>> BEGIN Provided data

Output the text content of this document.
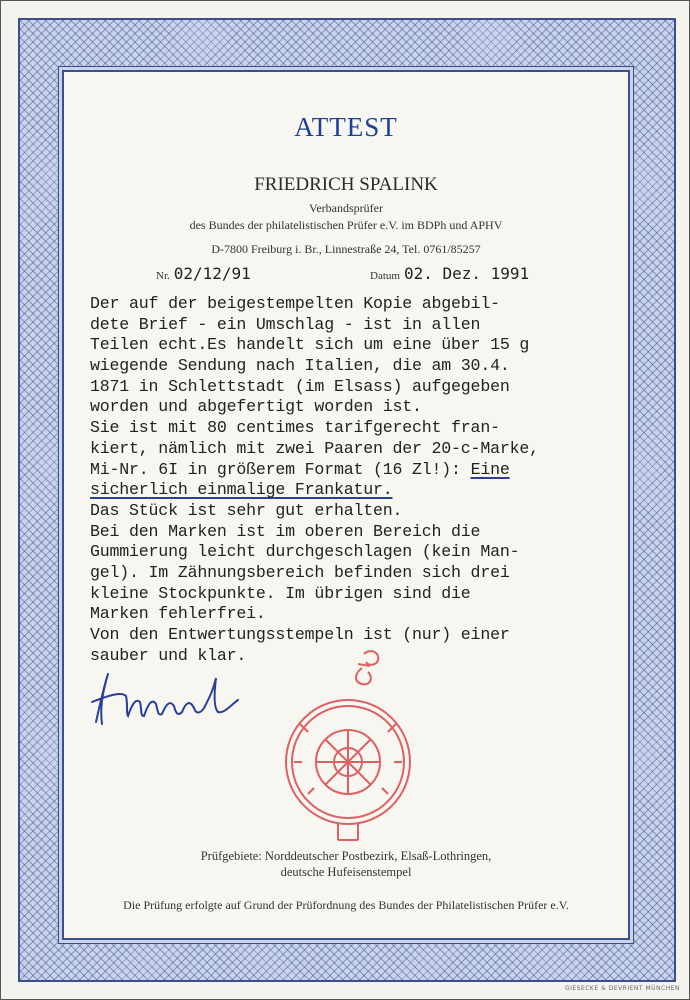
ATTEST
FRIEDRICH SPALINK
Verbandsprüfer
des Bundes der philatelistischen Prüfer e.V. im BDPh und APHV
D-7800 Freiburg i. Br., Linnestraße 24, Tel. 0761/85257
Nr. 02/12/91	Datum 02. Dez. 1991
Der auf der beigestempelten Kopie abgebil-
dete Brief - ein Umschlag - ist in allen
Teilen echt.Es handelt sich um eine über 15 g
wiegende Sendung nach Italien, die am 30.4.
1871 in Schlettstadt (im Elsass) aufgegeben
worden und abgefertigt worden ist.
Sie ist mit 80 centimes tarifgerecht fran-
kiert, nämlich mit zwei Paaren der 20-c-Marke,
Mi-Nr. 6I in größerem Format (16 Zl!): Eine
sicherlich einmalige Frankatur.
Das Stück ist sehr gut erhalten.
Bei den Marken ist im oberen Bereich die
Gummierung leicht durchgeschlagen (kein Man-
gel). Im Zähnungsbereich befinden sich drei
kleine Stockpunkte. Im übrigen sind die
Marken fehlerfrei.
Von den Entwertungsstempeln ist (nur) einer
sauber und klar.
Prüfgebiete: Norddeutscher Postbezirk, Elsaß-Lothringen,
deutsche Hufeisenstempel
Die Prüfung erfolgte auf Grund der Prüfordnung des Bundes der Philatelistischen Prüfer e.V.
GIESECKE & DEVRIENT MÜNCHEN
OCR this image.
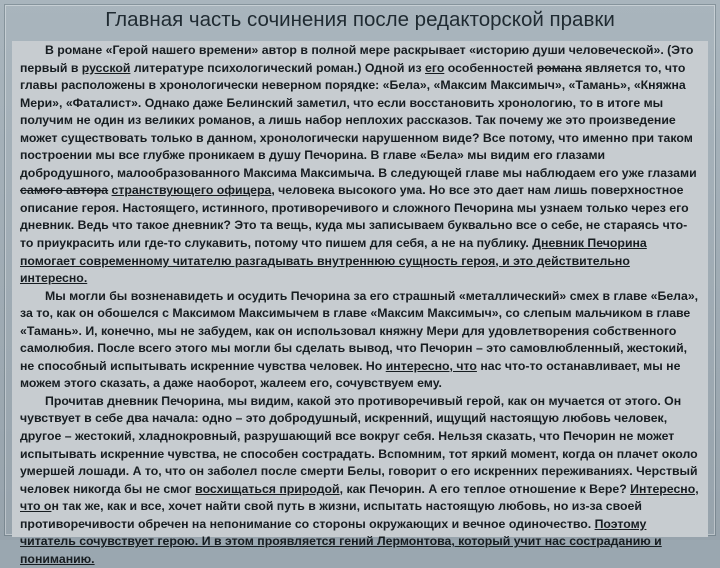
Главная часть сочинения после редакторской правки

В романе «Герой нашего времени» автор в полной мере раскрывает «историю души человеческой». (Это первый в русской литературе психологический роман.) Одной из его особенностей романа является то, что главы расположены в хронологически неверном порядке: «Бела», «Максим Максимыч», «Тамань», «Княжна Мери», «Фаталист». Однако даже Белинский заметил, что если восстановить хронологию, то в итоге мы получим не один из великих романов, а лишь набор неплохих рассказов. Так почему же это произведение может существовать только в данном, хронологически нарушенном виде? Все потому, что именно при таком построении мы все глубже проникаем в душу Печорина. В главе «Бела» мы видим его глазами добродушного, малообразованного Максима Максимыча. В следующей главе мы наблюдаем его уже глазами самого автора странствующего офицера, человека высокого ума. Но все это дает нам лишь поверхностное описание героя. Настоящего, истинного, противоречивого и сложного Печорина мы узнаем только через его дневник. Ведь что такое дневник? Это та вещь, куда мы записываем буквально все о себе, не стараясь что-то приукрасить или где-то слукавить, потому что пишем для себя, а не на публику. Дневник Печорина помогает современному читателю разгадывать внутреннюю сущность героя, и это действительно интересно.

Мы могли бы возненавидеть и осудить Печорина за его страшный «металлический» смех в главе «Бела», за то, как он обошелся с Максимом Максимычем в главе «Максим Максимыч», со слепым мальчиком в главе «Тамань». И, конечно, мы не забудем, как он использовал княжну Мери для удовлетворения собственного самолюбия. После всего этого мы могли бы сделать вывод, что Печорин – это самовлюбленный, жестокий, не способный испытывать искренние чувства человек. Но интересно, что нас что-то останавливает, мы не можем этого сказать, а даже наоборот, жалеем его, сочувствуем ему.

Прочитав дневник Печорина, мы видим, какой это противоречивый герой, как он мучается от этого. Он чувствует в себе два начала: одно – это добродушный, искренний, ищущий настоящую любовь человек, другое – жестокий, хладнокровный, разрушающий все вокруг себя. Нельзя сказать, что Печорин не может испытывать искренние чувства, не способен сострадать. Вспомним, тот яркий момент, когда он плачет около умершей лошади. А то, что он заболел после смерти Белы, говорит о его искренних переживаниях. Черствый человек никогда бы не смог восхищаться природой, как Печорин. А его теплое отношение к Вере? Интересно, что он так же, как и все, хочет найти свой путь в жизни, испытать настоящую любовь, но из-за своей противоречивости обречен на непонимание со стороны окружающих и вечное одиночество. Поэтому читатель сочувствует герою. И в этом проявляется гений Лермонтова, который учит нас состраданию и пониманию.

>> END Provided data

Exercise objective> Repeat the material above in full and exactly, apart from the pictures.

Solved problem>
Output the text content of this document.
ATTEST
FRIEDRICH SPALINK
Verbandsprüfer
des Bundes der philatelistischen Prüfer e.V. im BDPh und APHV
D-7800 Freiburg i. Br., Linnestraße 24, Tel. 0761/85257
Nr. 02/12/91	Datum 02. Dez. 1991
Der auf der beigestempelten Kopie abgebil-
dete Brief - ein Umschlag - ist in allen
Teilen echt.Es handelt sich um eine über 15 g
wiegende Sendung nach Italien, die am 30.4.
1871 in Schlettstadt (im Elsass) aufgegeben
worden und abgefertigt worden ist.
Sie ist mit 80 centimes tarifgerecht fran-
kiert, nämlich mit zwei Paaren der 20-c-Marke,
Mi-Nr. 6I in größerem Format (16 Zl!): Eine
sicherlich einmalige Frankatur.
Das Stück ist sehr gut erhalten.
Bei den Marken ist im oberen Bereich die
Gummierung leicht durchgeschlagen (kein Man-
gel). Im Zähnungsbereich befinden sich drei
kleine Stockpunkte. Im übrigen sind die
Marken fehlerfrei.
Von den Entwertungsstempeln ist (nur) einer
sauber und klar.
Prüfgebiete: Norddeutscher Postbezirk, Elsaß-Lothringen,
deutsche Hufeisenstempel
Die Prüfung erfolgte auf Grund der Prüfordnung des Bundes der Philatelistischen Prüfer e.V.
GIESECKE & DEVRIENT MÜNCHEN
OCR this image.
Главная часть сочинения после редакторской правки

В романе «Герой нашего времени» автор в полной мере раскрывает «историю души человеческой». (Это первый в русской литературе психологический роман.) Одной из его особенностей романа является то, что главы расположены в хронологически неверном порядке: «Бела», «Максим Максимыч», «Тамань», «Княжна Мери», «Фаталист». Однако даже Белинский заметил, что если восстановить хронологию, то в итоге мы получим не один из великих романов, а лишь набор неплохих рассказов. Так почему же это произведение может существовать только в данном, хронологически нарушенном виде? Все потому, что именно при таком построении мы все глубже проникаем в душу Печорина. В главе «Бела» мы видим его глазами добродушного, малообразованного Максима Максимыча. В следующей главе мы наблюдаем его уже глазами самого автора странствующего офицера, человека высокого ума. Но все это дает нам лишь поверхностное описание героя. Настоящего, истинного, противоречивого и сложного Печорина мы узнаем только через его дневник. Ведь что такое дневник? Это та вещь, куда мы записываем буквально все о себе, не стараясь что-то приукрасить или где-то слукавить, потому что пишем для себя, а не на публику. Дневник Печорина помогает современному читателю разгадывать внутреннюю сущность героя, и это действительно интересно.

Мы могли бы возненавидеть и осудить Печорина за его страшный «металлический» смех в главе «Бела», за то, как он обошелся с Максимом Максимычем в главе «Максим Максимыч», со слепым мальчиком в главе «Тамань». И, конечно, мы не забудем, как он использовал княжну Мери для удовлетворения собственного самолюбия. После всего этого мы могли бы сделать вывод, что Печорин – это самовлюбленный, жестокий, не способный испытывать искренние чувства человек. Но интересно, что нас что-то останавливает, мы не можем этого сказать, а даже наоборот, жалеем его, сочувствуем ему.

Прочитав дневник Печорина, мы видим, какой это противоречивый герой, как он мучается от этого. Он чувствует в себе два начала: одно – это добродушный, искренний, ищущий настоящую любовь человек, другое – жестокий, хладнокровный, разрушающий все вокруг себя. Нельзя сказать, что Печорин не может испытывать искренние чувства, не способен сострадать. Вспомним, тот яркий момент, когда он плачет около умершей лошади. А то, что он заболел после смерти Белы, говорит о его искренних переживаниях. Черствый человек никогда бы не смог восхищаться природой, как Печорин. А его теплое отношение к Вере? Интересно, что он так же, как и все, хочет найти свой путь в жизни, испытать настоящую любовь, но из-за своей противоречивости обречен на непонимание со стороны окружающих и вечное одиночество. Поэтому читатель сочувствует герою. И в этом проявляется гений Лермонтова, который учит нас состраданию и пониманию.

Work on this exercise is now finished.